-- Information given start --

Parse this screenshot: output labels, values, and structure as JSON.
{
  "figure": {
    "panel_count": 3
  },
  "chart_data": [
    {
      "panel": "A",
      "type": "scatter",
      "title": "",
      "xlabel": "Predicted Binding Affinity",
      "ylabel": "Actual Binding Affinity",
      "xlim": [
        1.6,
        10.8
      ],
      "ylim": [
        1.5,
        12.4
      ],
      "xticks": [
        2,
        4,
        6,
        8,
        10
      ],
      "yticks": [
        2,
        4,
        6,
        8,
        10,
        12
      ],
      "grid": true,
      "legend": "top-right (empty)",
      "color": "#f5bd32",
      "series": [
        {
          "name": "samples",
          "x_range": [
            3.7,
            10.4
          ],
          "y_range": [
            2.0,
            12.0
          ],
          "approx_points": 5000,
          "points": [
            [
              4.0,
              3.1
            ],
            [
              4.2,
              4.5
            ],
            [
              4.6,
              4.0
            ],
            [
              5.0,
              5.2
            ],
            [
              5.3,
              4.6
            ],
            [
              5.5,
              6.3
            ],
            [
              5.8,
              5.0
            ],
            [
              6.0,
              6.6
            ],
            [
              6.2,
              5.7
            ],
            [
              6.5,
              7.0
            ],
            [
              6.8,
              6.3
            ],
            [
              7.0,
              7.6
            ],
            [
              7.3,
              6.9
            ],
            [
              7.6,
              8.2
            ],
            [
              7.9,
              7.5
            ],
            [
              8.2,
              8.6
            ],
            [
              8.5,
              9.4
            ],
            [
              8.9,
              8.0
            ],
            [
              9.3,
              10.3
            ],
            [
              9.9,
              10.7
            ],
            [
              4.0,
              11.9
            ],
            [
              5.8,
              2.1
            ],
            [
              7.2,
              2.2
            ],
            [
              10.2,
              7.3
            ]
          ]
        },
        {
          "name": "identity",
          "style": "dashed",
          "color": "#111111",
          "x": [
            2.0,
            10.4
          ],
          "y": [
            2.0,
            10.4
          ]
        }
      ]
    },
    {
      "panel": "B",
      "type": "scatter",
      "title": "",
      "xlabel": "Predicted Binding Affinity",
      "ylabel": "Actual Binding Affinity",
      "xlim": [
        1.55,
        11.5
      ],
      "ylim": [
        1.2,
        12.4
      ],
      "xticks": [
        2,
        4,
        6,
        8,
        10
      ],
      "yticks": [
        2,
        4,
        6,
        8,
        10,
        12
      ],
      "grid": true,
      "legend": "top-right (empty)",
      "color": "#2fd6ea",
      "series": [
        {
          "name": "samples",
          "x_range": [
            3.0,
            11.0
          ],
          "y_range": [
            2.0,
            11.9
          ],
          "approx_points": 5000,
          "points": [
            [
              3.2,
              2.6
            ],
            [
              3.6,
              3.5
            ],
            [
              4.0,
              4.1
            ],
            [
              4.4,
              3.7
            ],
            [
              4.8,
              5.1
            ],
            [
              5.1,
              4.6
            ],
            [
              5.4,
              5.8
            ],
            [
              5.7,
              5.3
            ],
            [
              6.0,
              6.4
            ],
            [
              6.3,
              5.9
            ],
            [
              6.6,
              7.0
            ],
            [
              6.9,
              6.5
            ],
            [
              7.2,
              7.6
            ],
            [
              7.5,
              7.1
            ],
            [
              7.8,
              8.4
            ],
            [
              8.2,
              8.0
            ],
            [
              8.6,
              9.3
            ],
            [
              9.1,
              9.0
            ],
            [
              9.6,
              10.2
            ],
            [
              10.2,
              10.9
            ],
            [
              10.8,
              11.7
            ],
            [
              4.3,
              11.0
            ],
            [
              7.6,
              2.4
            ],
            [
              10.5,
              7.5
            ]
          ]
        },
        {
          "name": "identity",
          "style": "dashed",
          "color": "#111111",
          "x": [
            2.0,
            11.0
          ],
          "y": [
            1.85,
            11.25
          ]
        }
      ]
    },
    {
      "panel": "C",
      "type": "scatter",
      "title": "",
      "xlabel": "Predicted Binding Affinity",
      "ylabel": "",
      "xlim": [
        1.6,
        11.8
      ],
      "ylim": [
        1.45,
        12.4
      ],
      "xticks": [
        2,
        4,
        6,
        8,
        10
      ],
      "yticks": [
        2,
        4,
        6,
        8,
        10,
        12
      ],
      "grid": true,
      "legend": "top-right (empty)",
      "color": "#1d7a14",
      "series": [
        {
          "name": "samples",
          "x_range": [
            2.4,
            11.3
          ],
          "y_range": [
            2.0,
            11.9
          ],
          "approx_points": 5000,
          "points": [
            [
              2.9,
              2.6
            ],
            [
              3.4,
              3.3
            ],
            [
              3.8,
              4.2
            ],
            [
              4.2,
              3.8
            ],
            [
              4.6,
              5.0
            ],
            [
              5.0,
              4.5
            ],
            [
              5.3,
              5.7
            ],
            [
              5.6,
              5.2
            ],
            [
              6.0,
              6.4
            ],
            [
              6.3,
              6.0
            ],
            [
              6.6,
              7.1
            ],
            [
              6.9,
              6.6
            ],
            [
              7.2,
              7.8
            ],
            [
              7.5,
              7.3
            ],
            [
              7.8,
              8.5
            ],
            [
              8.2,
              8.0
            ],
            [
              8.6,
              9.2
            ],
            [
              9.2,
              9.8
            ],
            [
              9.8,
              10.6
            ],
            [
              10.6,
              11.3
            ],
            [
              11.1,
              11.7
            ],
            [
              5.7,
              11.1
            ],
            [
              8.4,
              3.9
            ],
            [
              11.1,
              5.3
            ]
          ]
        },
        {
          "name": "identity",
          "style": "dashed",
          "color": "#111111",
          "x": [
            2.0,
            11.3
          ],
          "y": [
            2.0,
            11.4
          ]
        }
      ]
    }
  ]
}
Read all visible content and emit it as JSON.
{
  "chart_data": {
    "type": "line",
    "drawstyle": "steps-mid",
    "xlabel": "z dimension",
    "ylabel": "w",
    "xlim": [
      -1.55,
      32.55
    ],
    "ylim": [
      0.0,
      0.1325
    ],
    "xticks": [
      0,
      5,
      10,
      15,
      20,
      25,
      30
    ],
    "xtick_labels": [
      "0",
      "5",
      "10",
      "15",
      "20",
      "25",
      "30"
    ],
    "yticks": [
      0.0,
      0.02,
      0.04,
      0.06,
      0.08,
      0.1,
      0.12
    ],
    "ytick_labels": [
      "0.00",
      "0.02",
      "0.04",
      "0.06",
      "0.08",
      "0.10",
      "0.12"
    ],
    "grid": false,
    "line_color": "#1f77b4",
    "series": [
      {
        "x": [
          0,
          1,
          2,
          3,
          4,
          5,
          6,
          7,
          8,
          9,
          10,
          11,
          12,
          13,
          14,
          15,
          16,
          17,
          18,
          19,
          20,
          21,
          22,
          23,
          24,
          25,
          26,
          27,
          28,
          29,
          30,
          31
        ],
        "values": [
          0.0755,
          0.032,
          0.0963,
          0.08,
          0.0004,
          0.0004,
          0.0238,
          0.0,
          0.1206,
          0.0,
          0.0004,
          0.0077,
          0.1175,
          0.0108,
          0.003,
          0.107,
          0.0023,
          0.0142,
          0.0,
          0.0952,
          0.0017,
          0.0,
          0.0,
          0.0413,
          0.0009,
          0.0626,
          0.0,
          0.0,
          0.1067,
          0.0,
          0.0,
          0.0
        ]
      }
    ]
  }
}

-- Information given end --

Prompt ▸ Restate the data above word for word, please.

Exercise response ▸
Parse this screenshot: output labels, values, and structure as JSON.
{
  "figure": {
    "panel_count": 3
  },
  "chart_data": [
    {
      "panel": "A",
      "type": "scatter",
      "title": "",
      "xlabel": "Predicted Binding Affinity",
      "ylabel": "Actual Binding Affinity",
      "xlim": [
        1.6,
        10.8
      ],
      "ylim": [
        1.5,
        12.4
      ],
      "xticks": [
        2,
        4,
        6,
        8,
        10
      ],
      "yticks": [
        2,
        4,
        6,
        8,
        10,
        12
      ],
      "grid": true,
      "legend": "top-right (empty)",
      "color": "#f5bd32",
      "series": [
        {
          "name": "samples",
          "x_range": [
            3.7,
            10.4
          ],
          "y_range": [
            2.0,
            12.0
          ],
          "approx_points": 5000,
          "points": [
            [
              4.0,
              3.1
            ],
            [
              4.2,
              4.5
            ],
            [
              4.6,
              4.0
            ],
            [
              5.0,
              5.2
            ],
            [
              5.3,
              4.6
            ],
            [
              5.5,
              6.3
            ],
            [
              5.8,
              5.0
            ],
            [
              6.0,
              6.6
            ],
            [
              6.2,
              5.7
            ],
            [
              6.5,
              7.0
            ],
            [
              6.8,
              6.3
            ],
            [
              7.0,
              7.6
            ],
            [
              7.3,
              6.9
            ],
            [
              7.6,
              8.2
            ],
            [
              7.9,
              7.5
            ],
            [
              8.2,
              8.6
            ],
            [
              8.5,
              9.4
            ],
            [
              8.9,
              8.0
            ],
            [
              9.3,
              10.3
            ],
            [
              9.9,
              10.7
            ],
            [
              4.0,
              11.9
            ],
            [
              5.8,
              2.1
            ],
            [
              7.2,
              2.2
            ],
            [
              10.2,
              7.3
            ]
          ]
        },
        {
          "name": "identity",
          "style": "dashed",
          "color": "#111111",
          "x": [
            2.0,
            10.4
          ],
          "y": [
            2.0,
            10.4
          ]
        }
      ]
    },
    {
      "panel": "B",
      "type": "scatter",
      "title": "",
      "xlabel": "Predicted Binding Affinity",
      "ylabel": "Actual Binding Affinity",
      "xlim": [
        1.55,
        11.5
      ],
      "ylim": [
        1.2,
        12.4
      ],
      "xticks": [
        2,
        4,
        6,
        8,
        10
      ],
      "yticks": [
        2,
        4,
        6,
        8,
        10,
        12
      ],
      "grid": true,
      "legend": "top-right (empty)",
      "color": "#2fd6ea",
      "series": [
        {
          "name": "samples",
          "x_range": [
            3.0,
            11.0
          ],
          "y_range": [
            2.0,
            11.9
          ],
          "approx_points": 5000,
          "points": [
            [
              3.2,
              2.6
            ],
            [
              3.6,
              3.5
            ],
            [
              4.0,
              4.1
            ],
            [
              4.4,
              3.7
            ],
            [
              4.8,
              5.1
            ],
            [
              5.1,
              4.6
            ],
            [
              5.4,
              5.8
            ],
            [
              5.7,
              5.3
            ],
            [
              6.0,
              6.4
            ],
            [
              6.3,
              5.9
            ],
            [
              6.6,
              7.0
            ],
            [
              6.9,
              6.5
            ],
            [
              7.2,
              7.6
            ],
            [
              7.5,
              7.1
            ],
            [
              7.8,
              8.4
            ],
            [
              8.2,
              8.0
            ],
            [
              8.6,
              9.3
            ],
            [
              9.1,
              9.0
            ],
            [
              9.6,
              10.2
            ],
            [
              10.2,
              10.9
            ],
            [
              10.8,
              11.7
            ],
            [
              4.3,
              11.0
            ],
            [
              7.6,
              2.4
            ],
            [
              10.5,
              7.5
            ]
          ]
        },
        {
          "name": "identity",
          "style": "dashed",
          "color": "#111111",
          "x": [
            2.0,
            11.0
          ],
          "y": [
            1.85,
            11.25
          ]
        }
      ]
    },
    {
      "panel": "C",
      "type": "scatter",
      "title": "",
      "xlabel": "Predicted Binding Affinity",
      "ylabel": "",
      "xlim": [
        1.6,
        11.8
      ],
      "ylim": [
        1.45,
        12.4
      ],
      "xticks": [
        2,
        4,
        6,
        8,
        10
      ],
      "yticks": [
        2,
        4,
        6,
        8,
        10,
        12
      ],
      "grid": true,
      "legend": "top-right (empty)",
      "color": "#1d7a14",
      "series": [
        {
          "name": "samples",
          "x_range": [
            2.4,
            11.3
          ],
          "y_range": [
            2.0,
            11.9
          ],
          "approx_points": 5000,
          "points": [
            [
              2.9,
              2.6
            ],
            [
              3.4,
              3.3
            ],
            [
              3.8,
              4.2
            ],
            [
              4.2,
              3.8
            ],
            [
              4.6,
              5.0
            ],
            [
              5.0,
              4.5
            ],
            [
              5.3,
              5.7
            ],
            [
              5.6,
              5.2
            ],
            [
              6.0,
              6.4
            ],
            [
              6.3,
              6.0
            ],
            [
              6.6,
              7.1
            ],
            [
              6.9,
              6.6
            ],
            [
              7.2,
              7.8
            ],
            [
              7.5,
              7.3
            ],
            [
              7.8,
              8.5
            ],
            [
              8.2,
              8.0
            ],
            [
              8.6,
              9.2
            ],
            [
              9.2,
              9.8
            ],
            [
              9.8,
              10.6
            ],
            [
              10.6,
              11.3
            ],
            [
              11.1,
              11.7
            ],
            [
              5.7,
              11.1
            ],
            [
              8.4,
              3.9
            ],
            [
              11.1,
              5.3
            ]
          ]
        },
        {
          "name": "identity",
          "style": "dashed",
          "color": "#111111",
          "x": [
            2.0,
            11.3
          ],
          "y": [
            2.0,
            11.4
          ]
        }
      ]
    }
  ]
}
Read all visible content and emit it as JSON.
{
  "chart_data": {
    "type": "line",
    "drawstyle": "steps-mid",
    "xlabel": "z dimension",
    "ylabel": "w",
    "xlim": [
      -1.55,
      32.55
    ],
    "ylim": [
      0.0,
      0.1325
    ],
    "xticks": [
      0,
      5,
      10,
      15,
      20,
      25,
      30
    ],
    "xtick_labels": [
      "0",
      "5",
      "10",
      "15",
      "20",
      "25",
      "30"
    ],
    "yticks": [
      0.0,
      0.02,
      0.04,
      0.06,
      0.08,
      0.1,
      0.12
    ],
    "ytick_labels": [
      "0.00",
      "0.02",
      "0.04",
      "0.06",
      "0.08",
      "0.10",
      "0.12"
    ],
    "grid": false,
    "line_color": "#1f77b4",
    "series": [
      {
        "x": [
          0,
          1,
          2,
          3,
          4,
          5,
          6,
          7,
          8,
          9,
          10,
          11,
          12,
          13,
          14,
          15,
          16,
          17,
          18,
          19,
          20,
          21,
          22,
          23,
          24,
          25,
          26,
          27,
          28,
          29,
          30,
          31
        ],
        "values": [
          0.0755,
          0.032,
          0.0963,
          0.08,
          0.0004,
          0.0004,
          0.0238,
          0.0,
          0.1206,
          0.0,
          0.0004,
          0.0077,
          0.1175,
          0.0108,
          0.003,
          0.107,
          0.0023,
          0.0142,
          0.0,
          0.0952,
          0.0017,
          0.0,
          0.0,
          0.0413,
          0.0009,
          0.0626,
          0.0,
          0.0,
          0.1067,
          0.0,
          0.0,
          0.0
        ]
      }
    ]
  }
}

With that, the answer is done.